Task to carry out
Filter the data for lines with the word "this", then copy every line so identified.

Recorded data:
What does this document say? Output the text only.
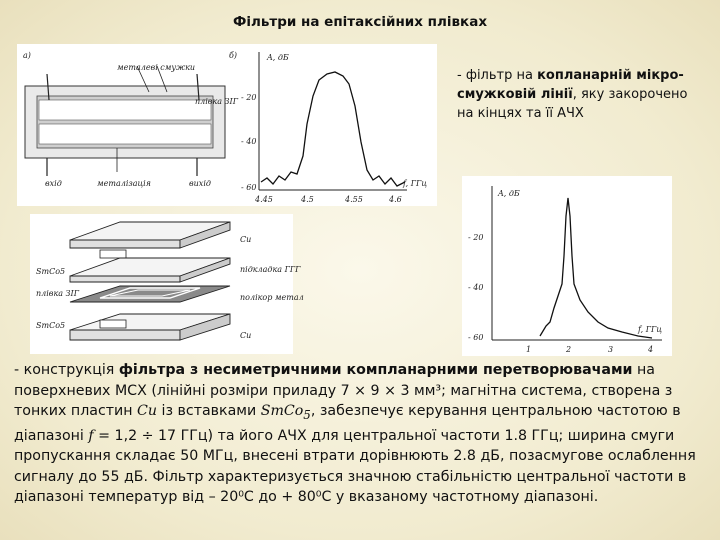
Фільтри на епітаксійних плівках
а)
металеві смужки
плівка ЗІГ
вхід	металізація	вихід
б)	A, дБ
f, ГГц
- 20
- 40
- 60
4.45	4.5	4.55	4.6
- фільтр на копланарній мікро-смужковій лінії, яку закорочено на кінцях та її АЧХ
SmCo5
плівка ЗІГ
SmCo5
Cu
підкладка ГГГ
полікор метал
Cu
A, дБ
f, ГГц
- 20
- 40
- 60
1	2	3	4
- конструкція фільтра з несиметричними компланарними перетворювачами на поверхневих МСХ (лінійні розміри приладу 7 × 9 × 3 мм³; магнітна система, створена з тонких пластин Cu із вставками SmCo$_5$, забезпечує керування центральною частотою в діапазоні f = 1,2 ÷ 17 ГГц) та його АЧХ для центральної частоти 1.8 ГГц; ширина смуги пропускання складає 50 МГц, внесені втрати дорівнюють 2.8 дБ, позасмугове ослаблення сигналу до 55 дБ. Фільтр характеризується значною стабільністю центральної частоти в діапазоні температур від – 20⁰С до + 80⁰С у вказаному частотному діапазоні.
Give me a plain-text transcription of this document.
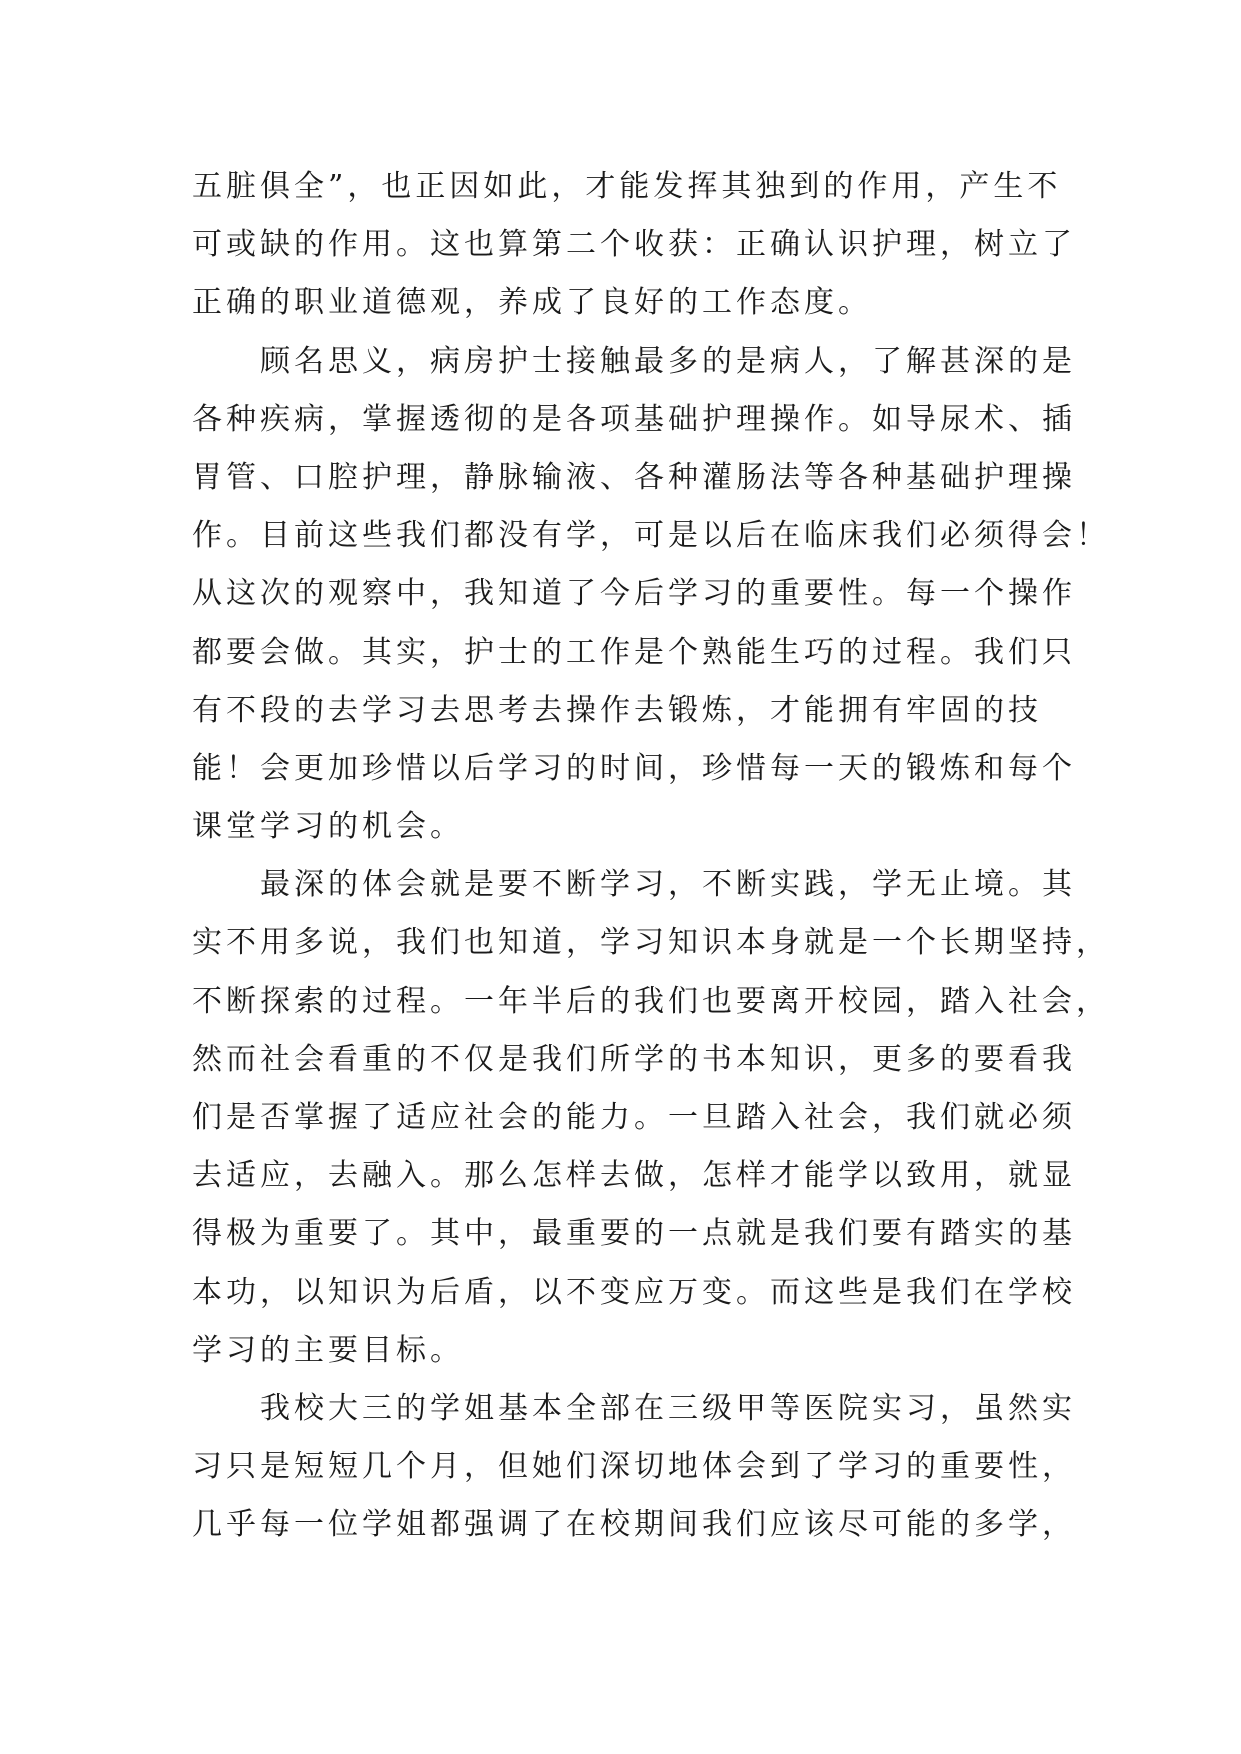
五脏俱全”，也正因如此，才能发挥其独到的作用，产生不
可或缺的作用。这也算第二个收获：正确认识护理，树立了
正确的职业道德观，养成了良好的工作态度。

　　顾名思义，病房护士接触最多的是病人，了解甚深的是
各种疾病，掌握透彻的是各项基础护理操作。如导尿术、插
胃管、口腔护理，静脉输液、各种灌肠法等各种基础护理操
作。目前这些我们都没有学，可是以后在临床我们必须得会！
从这次的观察中，我知道了今后学习的重要性。每一个操作
都要会做。其实，护士的工作是个熟能生巧的过程。我们只
有不段的去学习去思考去操作去锻炼，才能拥有牢固的技
能！会更加珍惜以后学习的时间，珍惜每一天的锻炼和每个
课堂学习的机会。

　　最深的体会就是要不断学习，不断实践，学无止境。其
实不用多说，我们也知道，学习知识本身就是一个长期坚持，
不断探索的过程。一年半后的我们也要离开校园，踏入社会，
然而社会看重的不仅是我们所学的书本知识，更多的要看我
们是否掌握了适应社会的能力。一旦踏入社会，我们就必须
去适应，去融入。那么怎样去做，怎样才能学以致用，就显
得极为重要了。其中，最重要的一点就是我们要有踏实的基
本功，以知识为后盾，以不变应万变。而这些是我们在学校
学习的主要目标。

　　我校大三的学姐基本全部在三级甲等医院实习，虽然实
习只是短短几个月，但她们深切地体会到了学习的重要性，
几乎每一位学姐都强调了在校期间我们应该尽可能的多学，
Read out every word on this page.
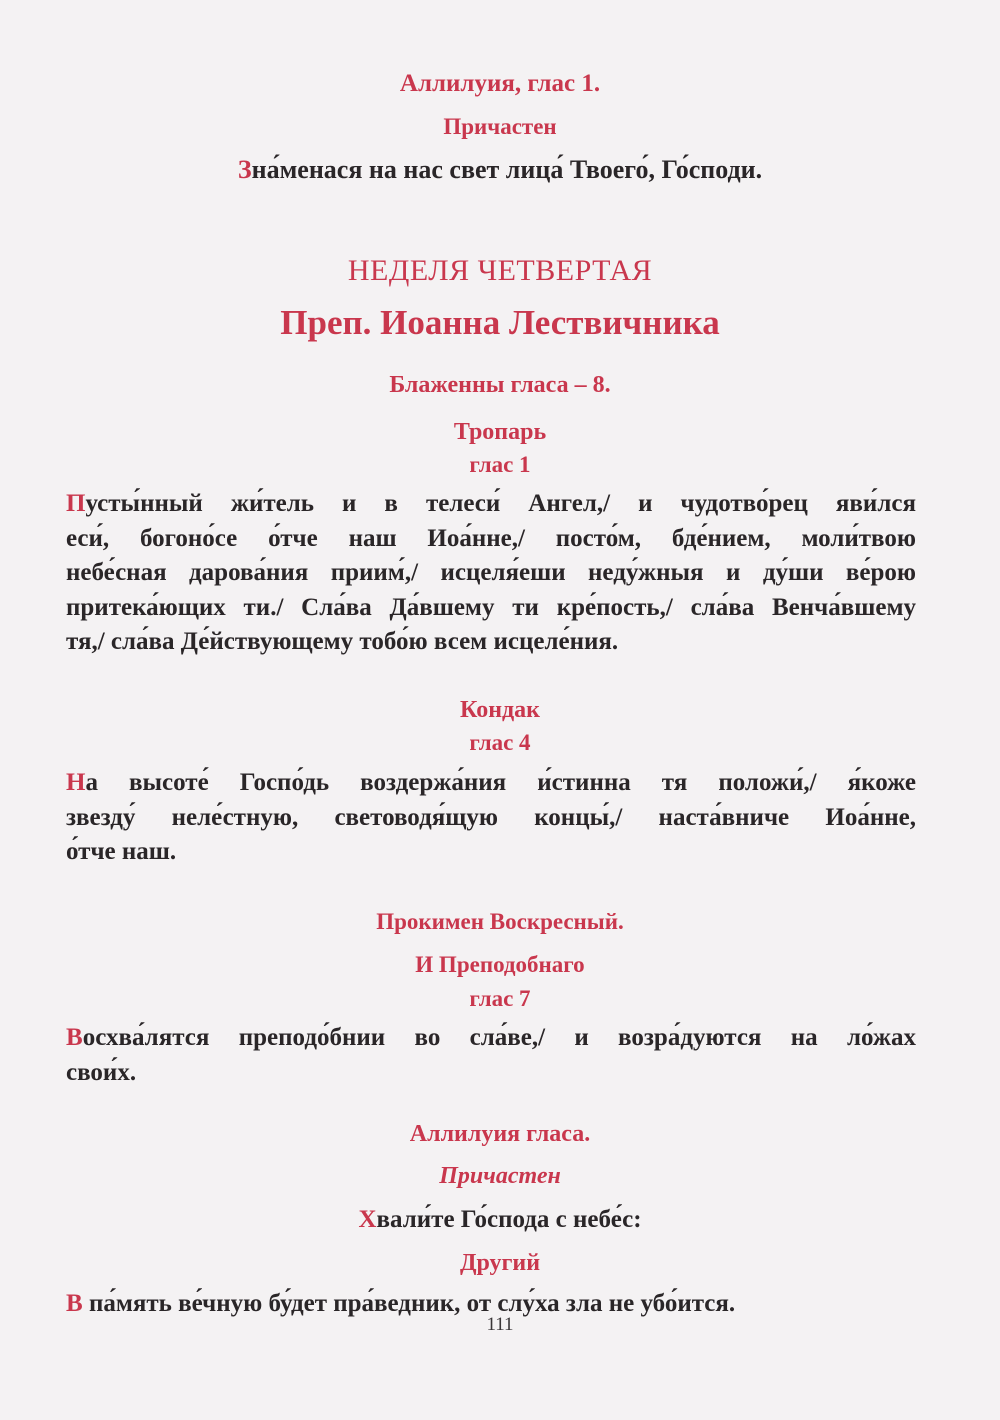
Аллилуия, глас 1.
Причастен
Зна́менася на нас свет лица́ Твоего́, Го́споди.
НЕДЕЛЯ ЧЕТВЕРТАЯ
Преп. Иоанна Лествичника
Блаженны гласа – 8.
Тропарь
глас 1
Пусты́нный жи́тель и в телеси́ Ангел,/ и чудотво́рец яви́лся
еси́, богоно́се о́тче наш Иоа́нне,/ посто́м, бде́нием, моли́твою
небе́сная дарова́ния приим́,/ исцеля́еши неду́жныя и ду́ши ве́рою
притека́ющих ти./ Сла́ва Да́вшему ти кре́пость,/ сла́ва Венча́вшему
тя,/ сла́ва Де́йствующему тобо́ю всем исцеле́ния.
Кондак
глас 4
На высоте́ Госпо́дь воздержа́ния и́стинна тя положи́,/ я́коже
звезду́ неле́стную, световодя́щую концы́,/ наста́вниче Иоа́нне,
о́тче наш.
Прокимен Воскресный.
И Преподобнаго
глас 7
Восхва́лятся преподо́бнии во сла́ве,/ и возра́дуются на ло́жах
свои́х.
Аллилуия гласа.
Причастен
Хвали́те Го́спода с небе́с:
Другий
В па́мять ве́чную бу́дет пра́ведник, от слу́ха зла не убо́ится.
111
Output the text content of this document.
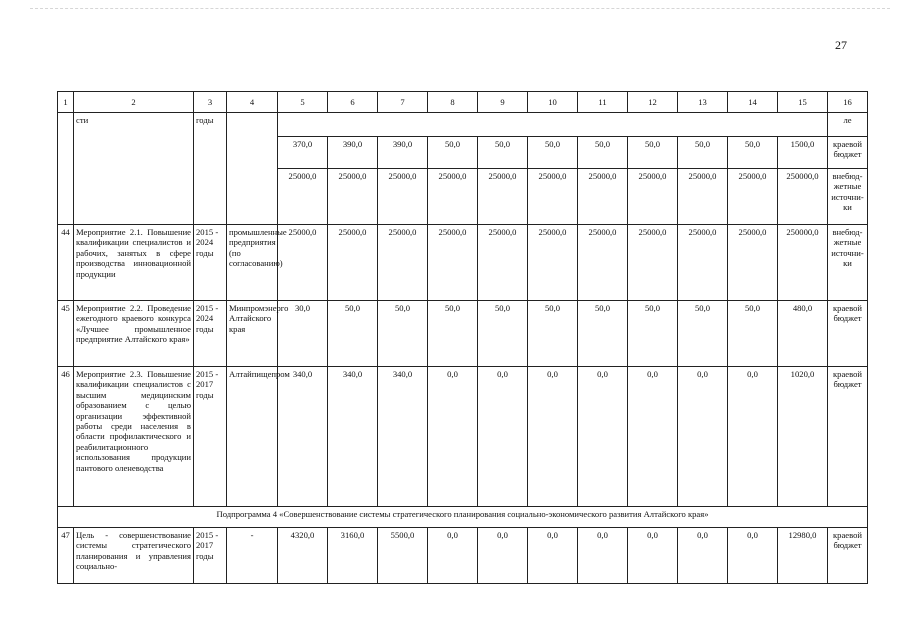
27
1	2	3	4	5	6	7	8	9	10	11	12	13	14	15	16
	сти	годы													ле
				370,0	390,0	390,0	50,0	50,0	50,0	50,0	50,0	50,0	50,0	1500,0	краевой бюджет
				25000,0	25000,0	25000,0	25000,0	25000,0	25000,0	25000,0	25000,0	25000,0	25000,0	250000,0	внебюд-жетные источни-ки
44	Мероприятие 2.1. Повышение квалификации специалистов и рабочих, занятых в сфере производства инновационной продукции	2015 - 2024 годы	промышленные предприятия (по согласованию)	25000,0	25000,0	25000,0	25000,0	25000,0	25000,0	25000,0	25000,0	25000,0	25000,0	250000,0	внебюд-жетные источни-ки
45	Мероприятие 2.2. Проведение ежегодного краевого конкурса «Лучшее промышленное предприятие Алтайского края»	2015 - 2024 годы	Минпромэнерго Алтайского края	30,0	50,0	50,0	50,0	50,0	50,0	50,0	50,0	50,0	50,0	480,0	краевой бюджет
46	Мероприятие 2.3. Повышение квалификации специалистов с высшим медицинским образованием с целью организации эффективной работы среди населения в области профилактического и реабилитационного использования продукции пантового оленеводства	2015 - 2017 годы	Алтайпищепром	340,0	340,0	340,0	0,0	0,0	0,0	0,0	0,0	0,0	0,0	1020,0	краевой бюджет
Подпрограмма 4 «Совершенствование системы стратегического планирования социально-экономического развития Алтайского края»															
47	Цель - совершенствование системы стратегического планирования и управления социально-	2015 - 2017 годы	-	4320,0	3160,0	5500,0	0,0	0,0	0,0	0,0	0,0	0,0	0,0	12980,0	краевой бюджет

Written answer
What does this document say? Output the text only.
Give me a plain-text transcription of this document.
Read out every word on this page.
Output the text content of this document.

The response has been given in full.